THE TASK
Give the number of lines containing "被风吹远" in this listing, with no other words.

(Stored records)
★ ★ ★ ★
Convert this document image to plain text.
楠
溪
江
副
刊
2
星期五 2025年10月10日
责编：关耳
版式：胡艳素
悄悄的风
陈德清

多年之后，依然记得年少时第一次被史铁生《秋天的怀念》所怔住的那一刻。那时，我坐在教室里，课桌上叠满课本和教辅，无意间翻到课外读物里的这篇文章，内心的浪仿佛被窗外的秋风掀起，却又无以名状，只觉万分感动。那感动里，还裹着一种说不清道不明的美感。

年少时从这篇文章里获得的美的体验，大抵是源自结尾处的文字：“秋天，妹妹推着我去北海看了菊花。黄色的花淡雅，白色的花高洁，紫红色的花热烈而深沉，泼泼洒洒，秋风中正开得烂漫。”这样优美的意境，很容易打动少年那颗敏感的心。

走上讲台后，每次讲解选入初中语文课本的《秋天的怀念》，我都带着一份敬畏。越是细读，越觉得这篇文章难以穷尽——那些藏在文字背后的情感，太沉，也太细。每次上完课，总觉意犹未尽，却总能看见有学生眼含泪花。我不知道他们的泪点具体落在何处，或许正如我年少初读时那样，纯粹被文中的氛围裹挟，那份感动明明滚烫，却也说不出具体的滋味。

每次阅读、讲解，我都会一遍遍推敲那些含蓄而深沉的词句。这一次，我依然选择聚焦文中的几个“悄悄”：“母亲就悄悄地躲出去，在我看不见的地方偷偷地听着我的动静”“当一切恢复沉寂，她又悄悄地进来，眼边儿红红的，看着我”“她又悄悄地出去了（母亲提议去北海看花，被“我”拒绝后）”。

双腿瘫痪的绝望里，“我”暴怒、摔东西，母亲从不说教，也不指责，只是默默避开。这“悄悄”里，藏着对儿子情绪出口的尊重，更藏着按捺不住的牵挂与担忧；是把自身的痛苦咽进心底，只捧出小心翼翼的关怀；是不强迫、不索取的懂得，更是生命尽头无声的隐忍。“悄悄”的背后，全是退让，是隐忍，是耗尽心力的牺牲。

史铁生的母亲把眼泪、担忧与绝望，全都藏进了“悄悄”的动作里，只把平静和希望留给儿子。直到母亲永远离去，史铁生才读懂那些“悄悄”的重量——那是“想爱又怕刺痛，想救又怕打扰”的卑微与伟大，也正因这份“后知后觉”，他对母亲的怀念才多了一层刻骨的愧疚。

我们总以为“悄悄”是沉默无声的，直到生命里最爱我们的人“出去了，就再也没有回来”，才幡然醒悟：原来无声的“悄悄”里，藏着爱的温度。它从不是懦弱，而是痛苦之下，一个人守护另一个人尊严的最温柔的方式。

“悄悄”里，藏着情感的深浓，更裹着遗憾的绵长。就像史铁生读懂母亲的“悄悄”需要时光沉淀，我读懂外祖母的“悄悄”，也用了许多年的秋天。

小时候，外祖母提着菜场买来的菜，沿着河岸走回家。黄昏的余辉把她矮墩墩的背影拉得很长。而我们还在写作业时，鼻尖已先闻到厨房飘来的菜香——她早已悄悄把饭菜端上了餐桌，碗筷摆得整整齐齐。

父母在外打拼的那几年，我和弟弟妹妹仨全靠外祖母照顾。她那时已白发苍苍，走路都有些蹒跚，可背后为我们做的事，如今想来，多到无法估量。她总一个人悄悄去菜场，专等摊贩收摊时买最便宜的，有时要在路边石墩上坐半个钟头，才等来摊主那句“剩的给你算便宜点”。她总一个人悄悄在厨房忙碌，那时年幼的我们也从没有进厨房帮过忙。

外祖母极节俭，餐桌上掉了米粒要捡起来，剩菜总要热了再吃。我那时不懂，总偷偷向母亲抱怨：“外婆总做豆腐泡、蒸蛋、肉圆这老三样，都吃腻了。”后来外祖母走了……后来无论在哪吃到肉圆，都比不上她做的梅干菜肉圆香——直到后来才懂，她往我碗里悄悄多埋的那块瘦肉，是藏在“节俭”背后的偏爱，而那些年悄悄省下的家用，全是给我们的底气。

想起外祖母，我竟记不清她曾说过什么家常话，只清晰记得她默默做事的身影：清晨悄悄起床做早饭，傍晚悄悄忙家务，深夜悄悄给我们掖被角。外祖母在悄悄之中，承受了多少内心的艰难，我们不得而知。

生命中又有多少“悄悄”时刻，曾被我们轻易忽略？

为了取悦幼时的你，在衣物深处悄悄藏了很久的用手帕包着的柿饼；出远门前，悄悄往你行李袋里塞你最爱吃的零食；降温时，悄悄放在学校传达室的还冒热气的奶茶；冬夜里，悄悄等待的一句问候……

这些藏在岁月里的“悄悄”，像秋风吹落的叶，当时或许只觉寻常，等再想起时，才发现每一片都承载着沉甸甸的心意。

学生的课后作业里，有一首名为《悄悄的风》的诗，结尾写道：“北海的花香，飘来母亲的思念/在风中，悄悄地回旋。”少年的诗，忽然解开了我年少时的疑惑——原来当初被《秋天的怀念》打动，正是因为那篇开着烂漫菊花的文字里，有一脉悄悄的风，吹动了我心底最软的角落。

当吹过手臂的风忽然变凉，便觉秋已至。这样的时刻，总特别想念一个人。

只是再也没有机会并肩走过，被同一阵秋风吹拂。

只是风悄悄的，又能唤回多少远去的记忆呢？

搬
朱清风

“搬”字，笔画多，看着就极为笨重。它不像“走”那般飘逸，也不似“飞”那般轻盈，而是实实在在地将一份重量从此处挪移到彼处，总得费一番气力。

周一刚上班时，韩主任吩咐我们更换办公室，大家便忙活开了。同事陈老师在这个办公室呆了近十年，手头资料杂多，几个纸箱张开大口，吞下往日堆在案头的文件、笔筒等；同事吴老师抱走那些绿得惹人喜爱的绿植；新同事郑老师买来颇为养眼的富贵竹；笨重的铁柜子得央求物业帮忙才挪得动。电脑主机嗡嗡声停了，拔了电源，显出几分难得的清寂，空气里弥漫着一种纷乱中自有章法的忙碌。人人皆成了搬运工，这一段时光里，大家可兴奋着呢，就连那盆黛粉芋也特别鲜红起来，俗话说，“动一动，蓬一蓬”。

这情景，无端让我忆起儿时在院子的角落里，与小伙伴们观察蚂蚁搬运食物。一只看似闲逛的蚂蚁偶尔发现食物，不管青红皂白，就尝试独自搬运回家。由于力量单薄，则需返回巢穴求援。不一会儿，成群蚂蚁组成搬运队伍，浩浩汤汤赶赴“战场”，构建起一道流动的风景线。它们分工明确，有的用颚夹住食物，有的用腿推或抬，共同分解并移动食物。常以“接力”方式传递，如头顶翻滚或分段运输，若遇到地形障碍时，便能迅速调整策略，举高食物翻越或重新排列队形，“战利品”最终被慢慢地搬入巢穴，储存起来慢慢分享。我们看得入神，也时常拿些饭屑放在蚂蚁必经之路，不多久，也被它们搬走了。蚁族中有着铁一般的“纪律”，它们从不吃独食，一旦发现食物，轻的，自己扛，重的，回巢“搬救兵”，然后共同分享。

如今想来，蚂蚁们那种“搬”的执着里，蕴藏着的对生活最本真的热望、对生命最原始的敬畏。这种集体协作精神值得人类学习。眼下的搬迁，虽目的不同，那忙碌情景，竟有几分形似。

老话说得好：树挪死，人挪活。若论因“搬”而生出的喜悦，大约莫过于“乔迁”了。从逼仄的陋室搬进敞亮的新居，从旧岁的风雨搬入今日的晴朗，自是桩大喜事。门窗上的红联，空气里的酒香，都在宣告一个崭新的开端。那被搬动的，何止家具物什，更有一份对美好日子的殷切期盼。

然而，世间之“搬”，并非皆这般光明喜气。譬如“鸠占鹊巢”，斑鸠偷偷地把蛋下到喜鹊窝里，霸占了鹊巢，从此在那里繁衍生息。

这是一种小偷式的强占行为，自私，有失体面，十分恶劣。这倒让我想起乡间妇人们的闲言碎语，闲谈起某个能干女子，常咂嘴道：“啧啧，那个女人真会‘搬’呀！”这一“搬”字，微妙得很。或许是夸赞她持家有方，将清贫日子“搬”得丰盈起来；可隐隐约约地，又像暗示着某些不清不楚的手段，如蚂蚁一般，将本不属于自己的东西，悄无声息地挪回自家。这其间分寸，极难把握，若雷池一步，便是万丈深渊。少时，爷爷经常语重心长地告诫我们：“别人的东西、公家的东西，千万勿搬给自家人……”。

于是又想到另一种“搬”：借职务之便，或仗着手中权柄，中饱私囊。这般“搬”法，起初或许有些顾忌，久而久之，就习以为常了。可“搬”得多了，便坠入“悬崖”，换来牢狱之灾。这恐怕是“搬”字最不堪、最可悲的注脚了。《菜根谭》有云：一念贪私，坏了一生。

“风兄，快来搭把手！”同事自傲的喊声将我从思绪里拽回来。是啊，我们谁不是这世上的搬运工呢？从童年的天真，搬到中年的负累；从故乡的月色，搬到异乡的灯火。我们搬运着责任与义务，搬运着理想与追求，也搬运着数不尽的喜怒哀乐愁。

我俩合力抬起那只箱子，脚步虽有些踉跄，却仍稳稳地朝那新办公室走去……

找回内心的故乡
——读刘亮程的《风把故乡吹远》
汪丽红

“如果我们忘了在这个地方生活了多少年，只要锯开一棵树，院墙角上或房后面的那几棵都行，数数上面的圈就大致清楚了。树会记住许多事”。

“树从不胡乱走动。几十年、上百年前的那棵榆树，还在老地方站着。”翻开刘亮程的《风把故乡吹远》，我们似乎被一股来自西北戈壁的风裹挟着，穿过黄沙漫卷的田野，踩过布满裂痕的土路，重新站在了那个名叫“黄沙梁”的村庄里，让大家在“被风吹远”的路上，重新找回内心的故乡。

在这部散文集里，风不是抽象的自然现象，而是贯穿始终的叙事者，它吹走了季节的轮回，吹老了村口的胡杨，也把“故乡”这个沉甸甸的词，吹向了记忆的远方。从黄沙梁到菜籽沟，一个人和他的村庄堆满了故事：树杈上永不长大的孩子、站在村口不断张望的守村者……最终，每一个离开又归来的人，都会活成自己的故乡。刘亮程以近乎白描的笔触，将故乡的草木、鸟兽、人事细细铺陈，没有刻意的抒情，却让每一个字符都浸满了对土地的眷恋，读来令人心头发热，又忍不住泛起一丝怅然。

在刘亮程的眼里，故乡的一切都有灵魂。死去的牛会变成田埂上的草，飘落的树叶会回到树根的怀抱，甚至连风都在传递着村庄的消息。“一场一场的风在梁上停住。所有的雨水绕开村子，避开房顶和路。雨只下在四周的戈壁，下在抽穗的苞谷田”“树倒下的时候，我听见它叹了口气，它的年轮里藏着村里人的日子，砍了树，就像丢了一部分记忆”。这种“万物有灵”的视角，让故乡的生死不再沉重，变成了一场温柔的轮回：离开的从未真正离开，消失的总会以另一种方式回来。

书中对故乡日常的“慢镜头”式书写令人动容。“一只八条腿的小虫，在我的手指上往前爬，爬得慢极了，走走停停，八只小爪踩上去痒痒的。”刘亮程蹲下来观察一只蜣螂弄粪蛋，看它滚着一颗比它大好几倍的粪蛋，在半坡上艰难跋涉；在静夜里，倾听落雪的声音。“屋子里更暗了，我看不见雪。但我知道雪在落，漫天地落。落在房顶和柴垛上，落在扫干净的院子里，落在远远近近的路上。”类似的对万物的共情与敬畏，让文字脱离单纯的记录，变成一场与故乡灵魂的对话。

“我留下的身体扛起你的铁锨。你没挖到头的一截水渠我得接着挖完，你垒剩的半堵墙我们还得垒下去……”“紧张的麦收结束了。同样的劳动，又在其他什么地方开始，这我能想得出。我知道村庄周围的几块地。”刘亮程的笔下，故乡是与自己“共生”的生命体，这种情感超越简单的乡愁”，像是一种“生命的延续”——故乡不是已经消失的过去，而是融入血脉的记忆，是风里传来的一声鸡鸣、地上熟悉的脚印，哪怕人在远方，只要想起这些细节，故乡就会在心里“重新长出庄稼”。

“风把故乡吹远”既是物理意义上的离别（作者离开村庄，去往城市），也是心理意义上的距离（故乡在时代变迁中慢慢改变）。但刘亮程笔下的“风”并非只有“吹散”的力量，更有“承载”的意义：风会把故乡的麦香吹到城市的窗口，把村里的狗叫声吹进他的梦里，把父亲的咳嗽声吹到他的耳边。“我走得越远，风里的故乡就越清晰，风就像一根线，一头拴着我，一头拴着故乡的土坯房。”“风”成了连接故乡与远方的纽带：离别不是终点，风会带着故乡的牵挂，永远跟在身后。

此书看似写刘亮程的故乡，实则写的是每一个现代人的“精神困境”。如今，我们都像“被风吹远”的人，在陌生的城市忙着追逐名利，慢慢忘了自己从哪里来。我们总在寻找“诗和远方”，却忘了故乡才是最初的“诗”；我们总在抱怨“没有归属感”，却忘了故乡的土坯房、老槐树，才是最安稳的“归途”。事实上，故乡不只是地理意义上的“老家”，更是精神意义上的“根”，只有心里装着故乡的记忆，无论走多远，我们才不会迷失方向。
★ ★ ★ ★
TASK OUTPUT
2